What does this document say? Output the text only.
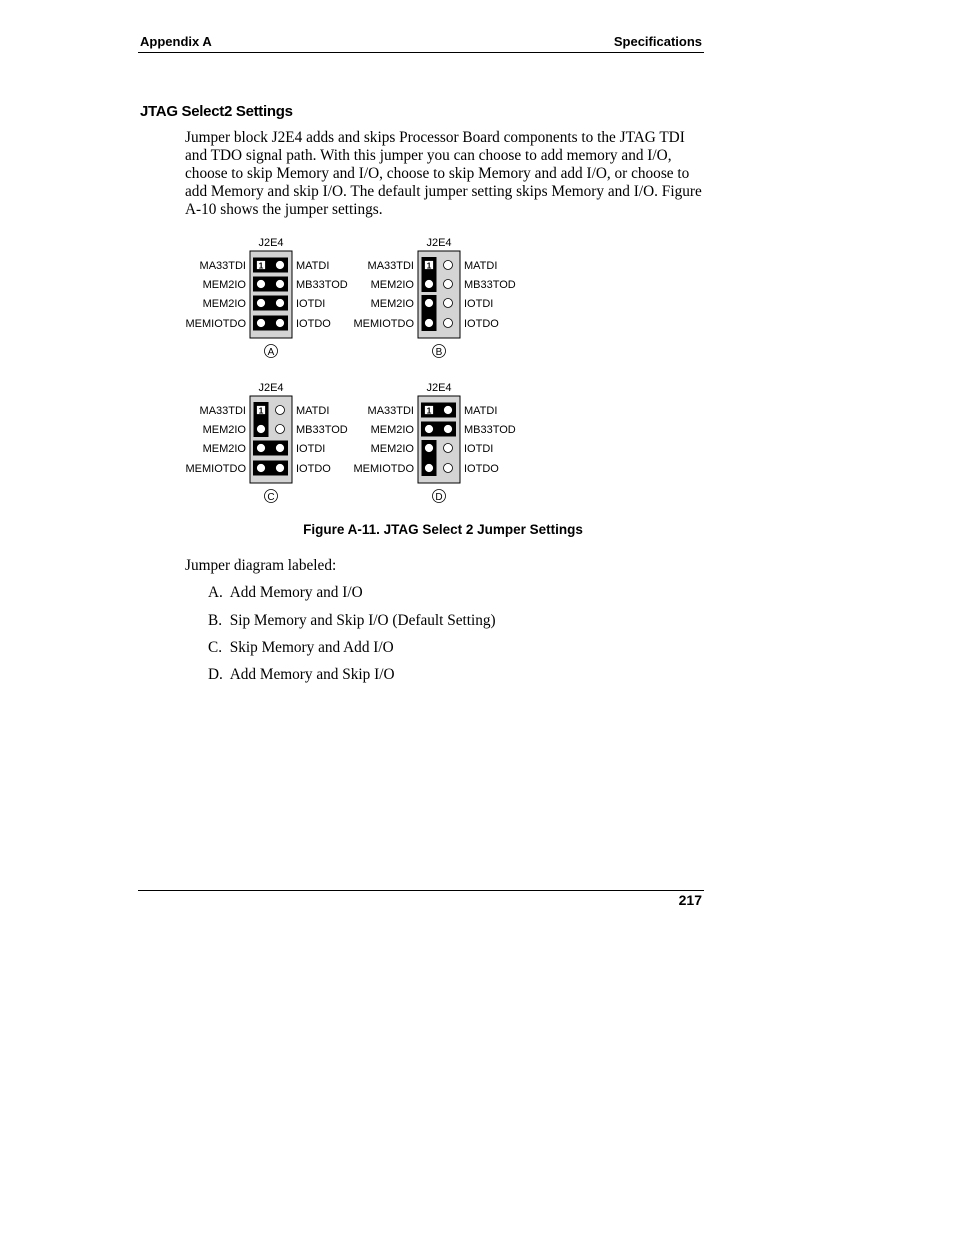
Appendix A	Specifications
JTAG Select2 Settings

Jumper block J2E4 adds and skips Processor Board components to the JTAG TDI and TDO signal path. With this jumper you can choose to add memory and I/O, choose to skip Memory and I/O, choose to skip Memory and add I/O, or choose to add Memory and skip I/O. The default jumper setting skips Memory and I/O. Figure A-10 shows the jumper settings.

J2E4
1
MA33TDI	MATDI
MEM2IO	MB33TOD
MEM2IO	IOTDI
MEMIOTDO	IOTDO
A
J2E4
1
MA33TDI	MATDI
MEM2IO	MB33TOD
MEM2IO	IOTDI
MEMIOTDO	IOTDO
B
J2E4
1
MA33TDI	MATDI
MEM2IO	MB33TOD
MEM2IO	IOTDI
MEMIOTDO	IOTDO
C
J2E4
1
MA33TDI	MATDI
MEM2IO	MB33TOD
MEM2IO	IOTDI
MEMIOTDO	IOTDO
D
Figure A-11. JTAG Select 2 Jumper Settings
Jumper diagram labeled:
A. Add Memory and I/O
B. Sip Memory and Skip I/O (Default Setting)
C. Skip Memory and Add I/O
D. Add Memory and Skip I/O
217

• **What is being asked**
Leave out the pictures and return every record word for word.

• **Response**
What does this document say? Output the text only.
Appendix A	Specifications
JTAG Select2 Settings

Jumper block J2E4 adds and skips Processor Board components to the JTAG TDI and TDO signal path. With this jumper you can choose to add memory and I/O, choose to skip Memory and I/O, choose to skip Memory and add I/O, or choose to add Memory and skip I/O. The default jumper setting skips Memory and I/O. Figure A-10 shows the jumper settings.

J2E4
1
MA33TDI	MATDI
MEM2IO	MB33TOD
MEM2IO	IOTDI
MEMIOTDO	IOTDO
A
J2E4
1
MA33TDI	MATDI
MEM2IO	MB33TOD
MEM2IO	IOTDI
MEMIOTDO	IOTDO
B
J2E4
1
MA33TDI	MATDI
MEM2IO	MB33TOD
MEM2IO	IOTDI
MEMIOTDO	IOTDO
C
J2E4
1
MA33TDI	MATDI
MEM2IO	MB33TOD
MEM2IO	IOTDI
MEMIOTDO	IOTDO
D
Figure A-11. JTAG Select 2 Jumper Settings
Jumper diagram labeled:
A. Add Memory and I/O
B. Sip Memory and Skip I/O (Default Setting)
C. Skip Memory and Add I/O
D. Add Memory and Skip I/O
217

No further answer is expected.